Dataset items:
============================================================
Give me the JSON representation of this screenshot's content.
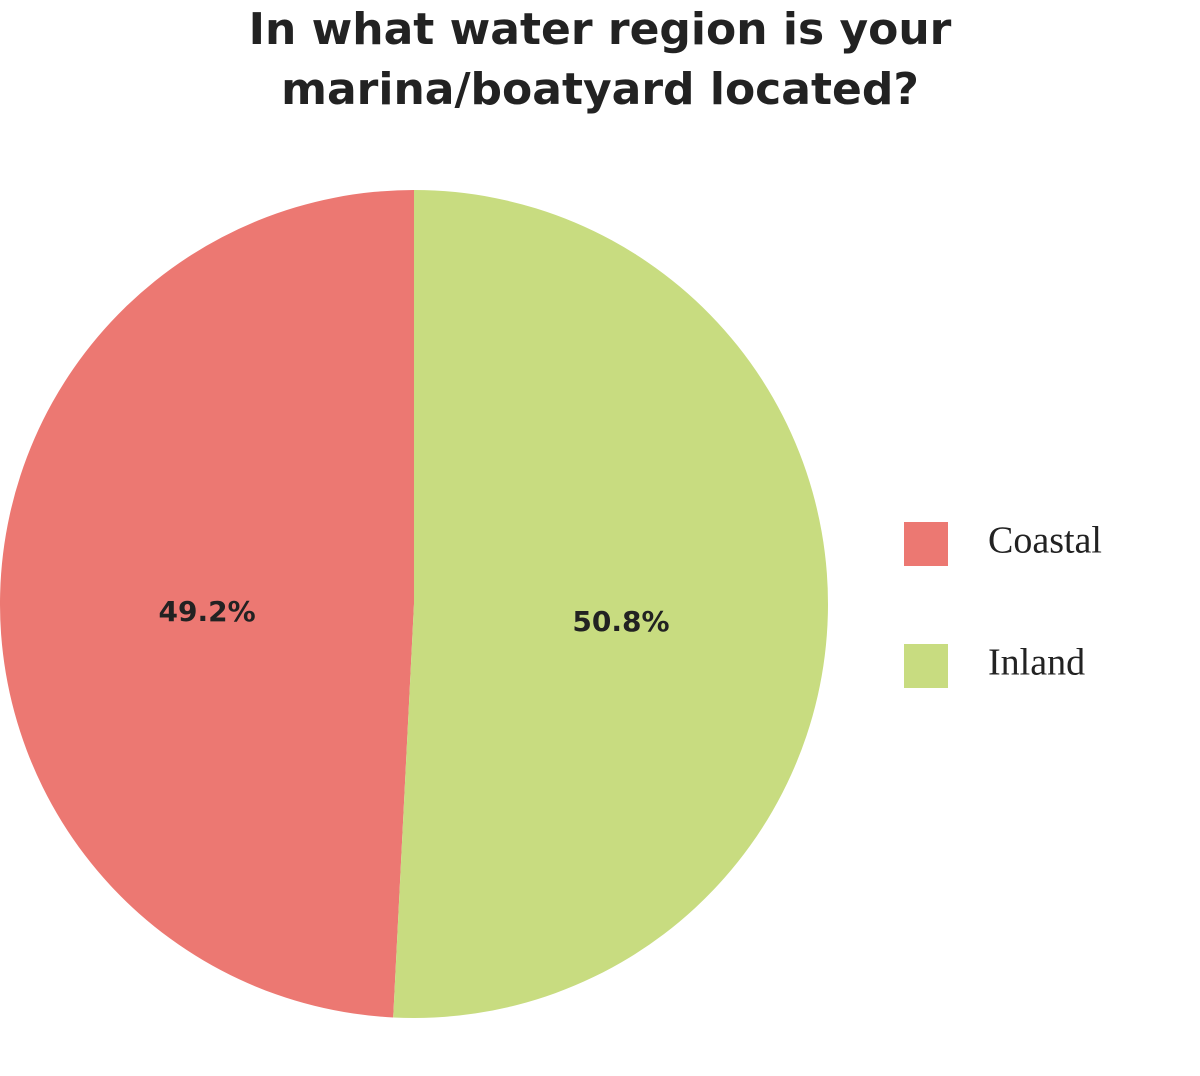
{
  "chart_data": {
    "type": "pie",
    "title": "In what water region is your marina/boatyard located?",
    "categories": [
      "Coastal",
      "Inland"
    ],
    "values": [
      49.2,
      50.8
    ],
    "value_labels": [
      "49.2%",
      "50.8%"
    ],
    "colors": [
      "#ec7872",
      "#c8dc80"
    ],
    "legend": "right"
  }
}
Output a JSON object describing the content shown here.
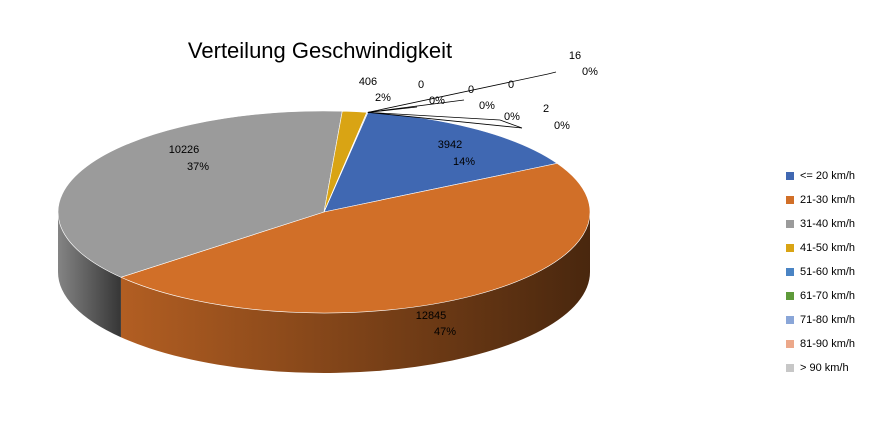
{
  "chart_data": {
    "type": "pie",
    "title": "Verteilung Geschwindigkeit",
    "categories": [
      "<= 20 km/h",
      "21-30 km/h",
      "31-40 km/h",
      "41-50 km/h",
      "51-60 km/h",
      "61-70 km/h",
      "71-80 km/h",
      "81-90 km/h",
      "> 90 km/h"
    ],
    "values": [
      3942,
      12845,
      10226,
      406,
      0,
      0,
      0,
      2,
      16
    ],
    "percent_labels": [
      "14%",
      "47%",
      "37%",
      "2%",
      "0%",
      "0%",
      "0%",
      "0%",
      "0%"
    ],
    "value_labels": [
      "3942",
      "12845",
      "10226",
      "406",
      "0",
      "0",
      "0",
      "2",
      "16"
    ],
    "colors": [
      "#4068b2",
      "#d16f28",
      "#9b9b9b",
      "#d9a414",
      "#4a84c4",
      "#5e9a3a",
      "#8aa6d8",
      "#eca88a",
      "#c7c7c7"
    ],
    "legend_position": "right",
    "style": "3d"
  }
}
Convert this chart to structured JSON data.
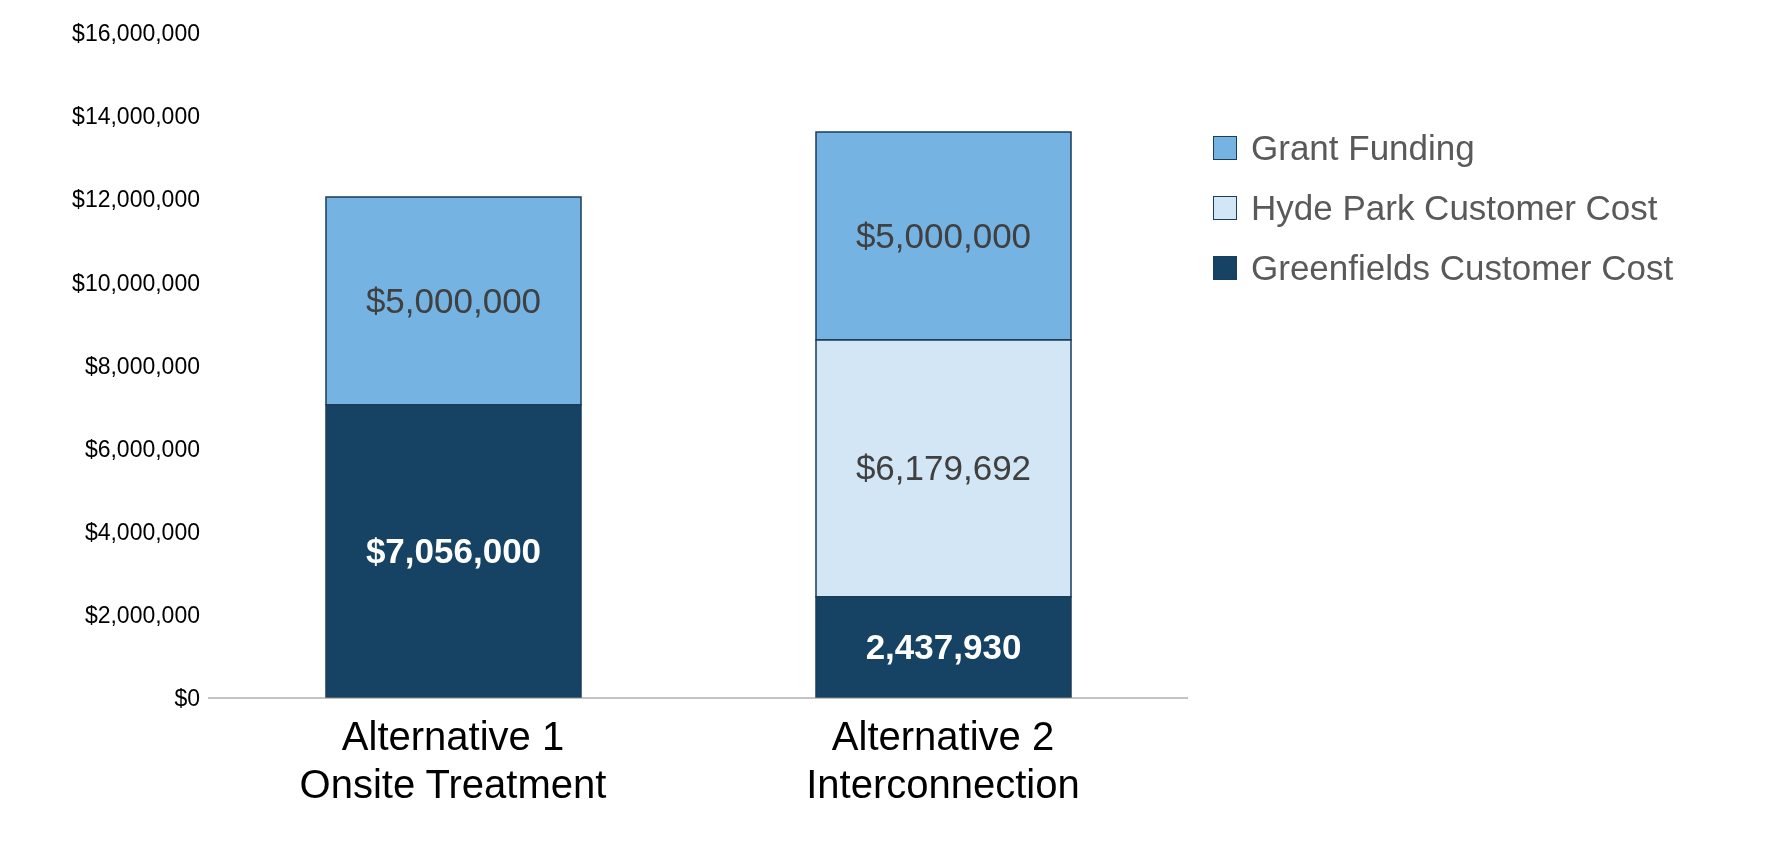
{
  "chart_data": {
    "type": "bar",
    "stacked": true,
    "categories": [
      "Alternative 1\nOnsite Treatment",
      "Alternative 2\nInterconnection"
    ],
    "series": [
      {
        "name": "Greenfields Customer Cost",
        "color": "#164363",
        "values": [
          7056000,
          2437930
        ],
        "value_labels": [
          "$7,056,000",
          "2,437,930"
        ]
      },
      {
        "name": "Hyde Park Customer Cost",
        "color": "#d2e6f5",
        "values": [
          null,
          6179692
        ],
        "value_labels": [
          null,
          "$6,179,692"
        ]
      },
      {
        "name": "Grant Funding",
        "color": "#75b3e2",
        "values": [
          5000000,
          5000000
        ],
        "value_labels": [
          "$5,000,000",
          "$5,000,000"
        ]
      }
    ],
    "ylim": [
      0,
      16000000
    ],
    "yticks": [
      {
        "value": 0,
        "label": "$0"
      },
      {
        "value": 2000000,
        "label": "$2,000,000"
      },
      {
        "value": 4000000,
        "label": "$4,000,000"
      },
      {
        "value": 6000000,
        "label": "$6,000,000"
      },
      {
        "value": 8000000,
        "label": "$8,000,000"
      },
      {
        "value": 10000000,
        "label": "$10,000,000"
      },
      {
        "value": 12000000,
        "label": "$12,000,000"
      },
      {
        "value": 14000000,
        "label": "$14,000,000"
      },
      {
        "value": 16000000,
        "label": "$16,000,000"
      }
    ],
    "grid": false,
    "legend": "right"
  }
}
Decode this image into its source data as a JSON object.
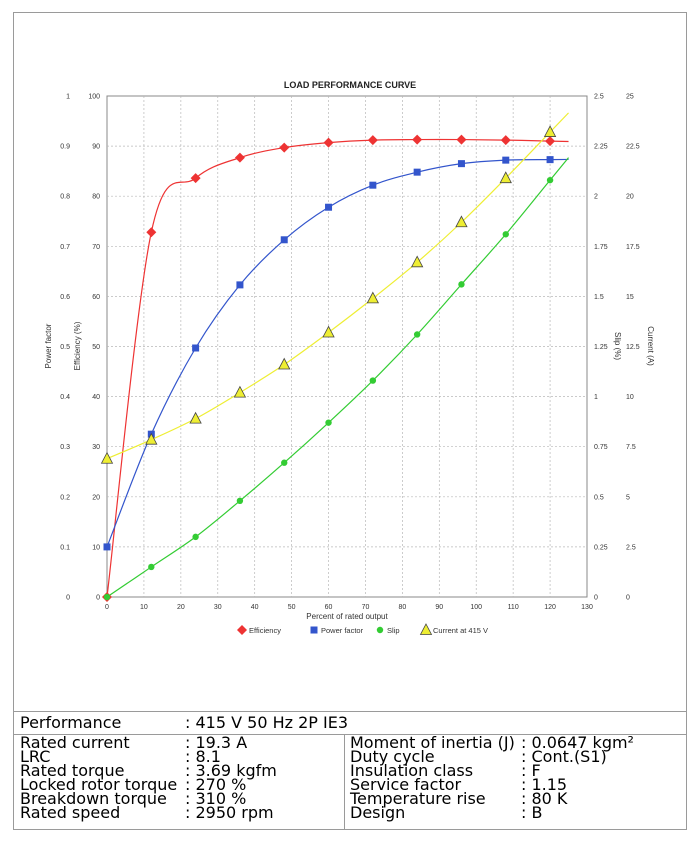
============================================================
GOAL
Find every line in the records above that contains the word "Customer", and copy each one.

RESULT BELOW
        "name": "Greenfields Customer Cost",
        "name": "Hyde Park Customer Cost",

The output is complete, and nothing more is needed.